Short task: Transcribe the records exactly. Pictures do not belong in the transcription.

Data provided:
────────────────

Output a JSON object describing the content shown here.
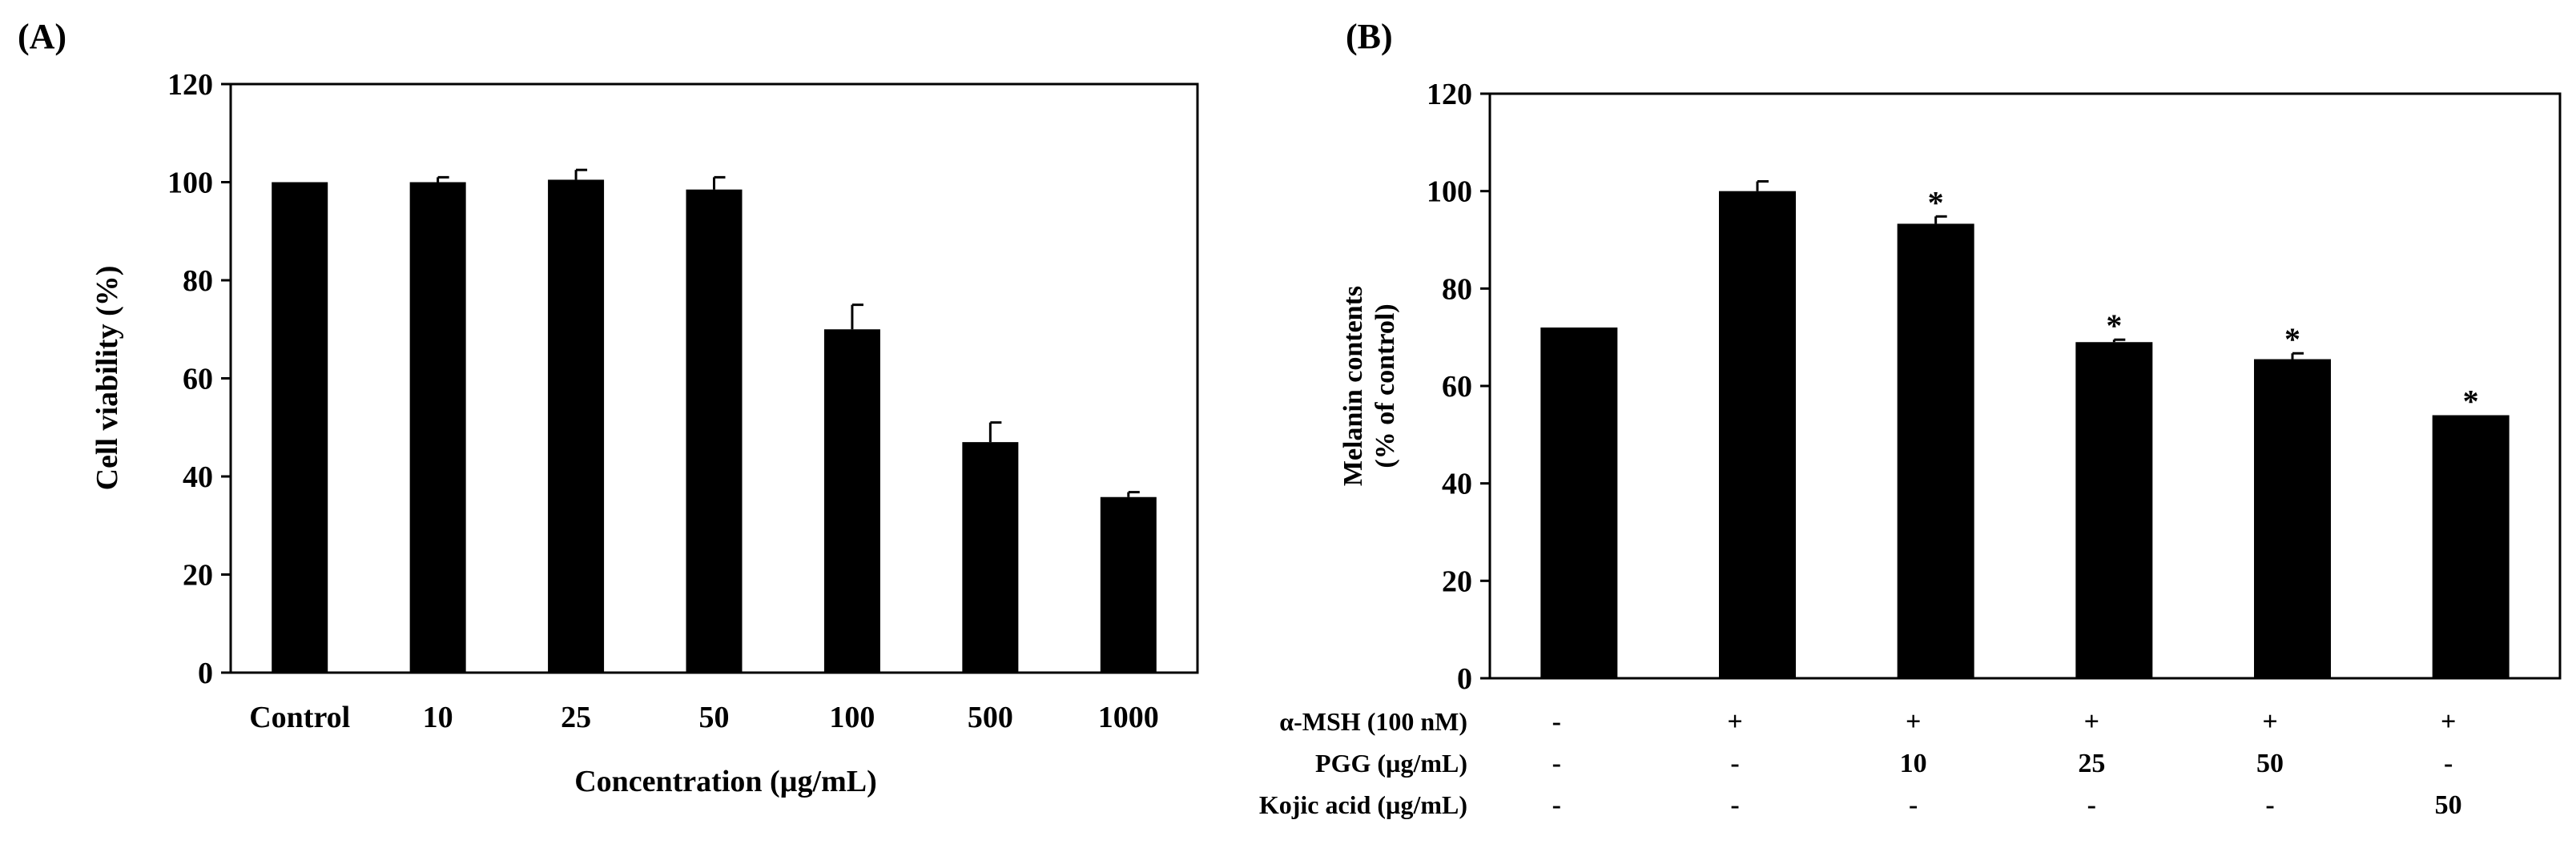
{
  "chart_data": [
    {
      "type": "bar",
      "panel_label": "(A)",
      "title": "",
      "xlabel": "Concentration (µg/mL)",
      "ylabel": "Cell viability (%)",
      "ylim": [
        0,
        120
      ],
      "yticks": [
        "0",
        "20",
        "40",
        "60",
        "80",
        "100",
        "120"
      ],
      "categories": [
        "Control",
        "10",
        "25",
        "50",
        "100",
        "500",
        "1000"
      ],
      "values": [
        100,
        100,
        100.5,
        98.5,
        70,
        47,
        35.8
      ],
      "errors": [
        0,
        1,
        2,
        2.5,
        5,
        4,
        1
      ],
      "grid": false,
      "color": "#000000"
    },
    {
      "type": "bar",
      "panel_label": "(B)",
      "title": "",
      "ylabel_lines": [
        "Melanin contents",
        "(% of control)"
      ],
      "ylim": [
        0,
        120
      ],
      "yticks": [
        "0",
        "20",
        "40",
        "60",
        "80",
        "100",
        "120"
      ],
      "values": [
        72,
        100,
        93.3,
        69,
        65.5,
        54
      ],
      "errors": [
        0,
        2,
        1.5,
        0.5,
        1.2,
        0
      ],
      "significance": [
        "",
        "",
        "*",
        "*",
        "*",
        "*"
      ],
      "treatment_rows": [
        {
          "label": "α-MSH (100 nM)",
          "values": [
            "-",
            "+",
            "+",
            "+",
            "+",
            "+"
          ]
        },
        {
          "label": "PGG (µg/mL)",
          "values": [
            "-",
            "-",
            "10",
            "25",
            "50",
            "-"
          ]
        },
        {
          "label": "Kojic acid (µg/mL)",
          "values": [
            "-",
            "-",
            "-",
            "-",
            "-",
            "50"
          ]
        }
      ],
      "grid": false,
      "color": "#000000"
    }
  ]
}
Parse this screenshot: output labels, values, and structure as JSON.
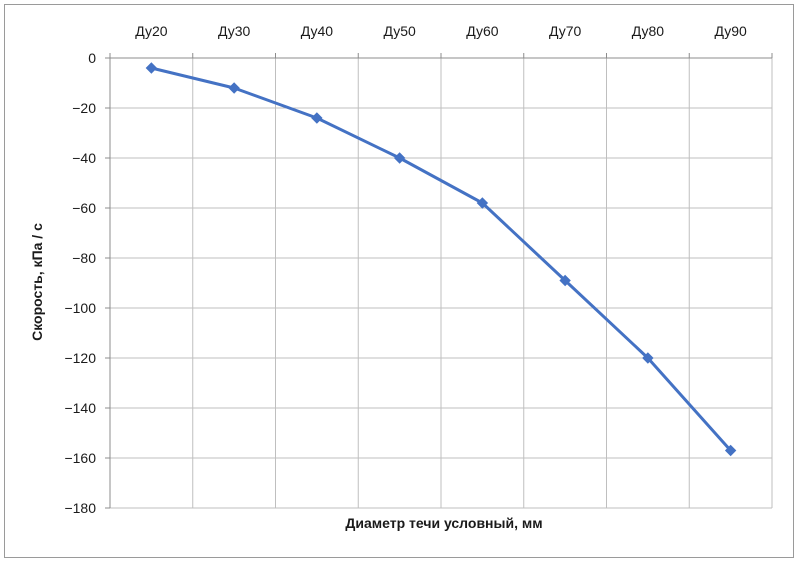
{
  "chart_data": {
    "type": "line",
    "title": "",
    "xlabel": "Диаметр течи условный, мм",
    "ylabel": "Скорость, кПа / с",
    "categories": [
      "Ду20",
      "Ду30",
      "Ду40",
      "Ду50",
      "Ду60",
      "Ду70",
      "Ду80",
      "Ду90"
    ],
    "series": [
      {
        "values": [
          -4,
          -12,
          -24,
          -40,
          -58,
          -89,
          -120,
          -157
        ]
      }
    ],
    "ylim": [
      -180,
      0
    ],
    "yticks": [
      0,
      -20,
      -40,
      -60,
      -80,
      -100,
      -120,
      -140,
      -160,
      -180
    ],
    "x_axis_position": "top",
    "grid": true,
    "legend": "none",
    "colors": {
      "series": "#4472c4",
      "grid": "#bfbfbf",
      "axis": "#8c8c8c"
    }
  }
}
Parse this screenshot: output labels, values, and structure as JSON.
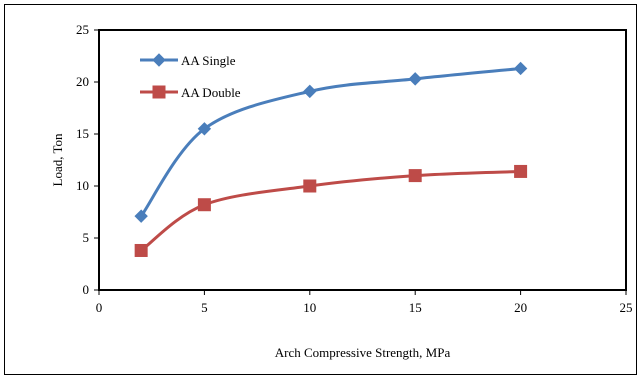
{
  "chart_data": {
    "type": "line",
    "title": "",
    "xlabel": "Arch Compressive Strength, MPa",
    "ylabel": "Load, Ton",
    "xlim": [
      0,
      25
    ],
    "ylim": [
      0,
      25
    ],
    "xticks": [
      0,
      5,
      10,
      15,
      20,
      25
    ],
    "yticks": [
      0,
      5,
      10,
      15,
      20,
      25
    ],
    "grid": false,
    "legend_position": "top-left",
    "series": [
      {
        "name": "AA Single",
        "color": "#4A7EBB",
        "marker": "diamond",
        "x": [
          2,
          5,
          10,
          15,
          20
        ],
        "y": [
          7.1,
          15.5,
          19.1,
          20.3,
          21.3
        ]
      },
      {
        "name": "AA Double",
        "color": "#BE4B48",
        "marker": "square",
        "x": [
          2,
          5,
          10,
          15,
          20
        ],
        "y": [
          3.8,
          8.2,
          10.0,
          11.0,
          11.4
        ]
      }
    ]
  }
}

────────────────

Response to the task:
Output a JSON object describing the content shown here.
{
  "chart_data": [
    {
      "type": "bar",
      "panel_label": "(A)",
      "title": "",
      "xlabel": "Concentration (µg/mL)",
      "ylabel": "Cell viability (%)",
      "ylim": [
        0,
        120
      ],
      "yticks": [
        "0",
        "20",
        "40",
        "60",
        "80",
        "100",
        "120"
      ],
      "categories": [
        "Control",
        "10",
        "25",
        "50",
        "100",
        "500",
        "1000"
      ],
      "values": [
        100,
        100,
        100.5,
        98.5,
        70,
        47,
        35.8
      ],
      "errors": [
        0,
        1,
        2,
        2.5,
        5,
        4,
        1
      ],
      "grid": false,
      "color": "#000000"
    },
    {
      "type": "bar",
      "panel_label": "(B)",
      "title": "",
      "ylabel_lines": [
        "Melanin contents",
        "(% of control)"
      ],
      "ylim": [
        0,
        120
      ],
      "yticks": [
        "0",
        "20",
        "40",
        "60",
        "80",
        "100",
        "120"
      ],
      "values": [
        72,
        100,
        93.3,
        69,
        65.5,
        54
      ],
      "errors": [
        0,
        2,
        1.5,
        0.5,
        1.2,
        0
      ],
      "significance": [
        "",
        "",
        "*",
        "*",
        "*",
        "*"
      ],
      "treatment_rows": [
        {
          "label": "α-MSH (100 nM)",
          "values": [
            "-",
            "+",
            "+",
            "+",
            "+",
            "+"
          ]
        },
        {
          "label": "PGG (µg/mL)",
          "values": [
            "-",
            "-",
            "10",
            "25",
            "50",
            "-"
          ]
        },
        {
          "label": "Kojic acid (µg/mL)",
          "values": [
            "-",
            "-",
            "-",
            "-",
            "-",
            "50"
          ]
        }
      ],
      "grid": false,
      "color": "#000000"
    }
  ]
}
Parse this screenshot: output labels, values, and structure as JSON.
{
  "chart_data": {
    "type": "line",
    "title": "",
    "xlabel": "Диаметр течи условный, мм",
    "ylabel": "Скорость, кПа / с",
    "categories": [
      "Ду20",
      "Ду30",
      "Ду40",
      "Ду50",
      "Ду60",
      "Ду70",
      "Ду80",
      "Ду90"
    ],
    "series": [
      {
        "values": [
          -4,
          -12,
          -24,
          -40,
          -58,
          -89,
          -120,
          -157
        ]
      }
    ],
    "ylim": [
      -180,
      0
    ],
    "yticks": [
      0,
      -20,
      -40,
      -60,
      -80,
      -100,
      -120,
      -140,
      -160,
      -180
    ],
    "x_axis_position": "top",
    "grid": true,
    "legend": "none",
    "colors": {
      "series": "#4472c4",
      "grid": "#bfbfbf",
      "axis": "#8c8c8c"
    }
  }
}
Parse this screenshot: output labels, values, and structure as JSON.
{
  "chart_data": {
    "type": "line",
    "title": "",
    "xlabel": "Arch Compressive Strength, MPa",
    "ylabel": "Load, Ton",
    "xlim": [
      0,
      25
    ],
    "ylim": [
      0,
      25
    ],
    "xticks": [
      0,
      5,
      10,
      15,
      20,
      25
    ],
    "yticks": [
      0,
      5,
      10,
      15,
      20,
      25
    ],
    "grid": false,
    "legend_position": "top-left",
    "series": [
      {
        "name": "AA Single",
        "color": "#4A7EBB",
        "marker": "diamond",
        "x": [
          2,
          5,
          10,
          15,
          20
        ],
        "y": [
          7.1,
          15.5,
          19.1,
          20.3,
          21.3
        ]
      },
      {
        "name": "AA Double",
        "color": "#BE4B48",
        "marker": "square",
        "x": [
          2,
          5,
          10,
          15,
          20
        ],
        "y": [
          3.8,
          8.2,
          10.0,
          11.0,
          11.4
        ]
      }
    ]
  }
}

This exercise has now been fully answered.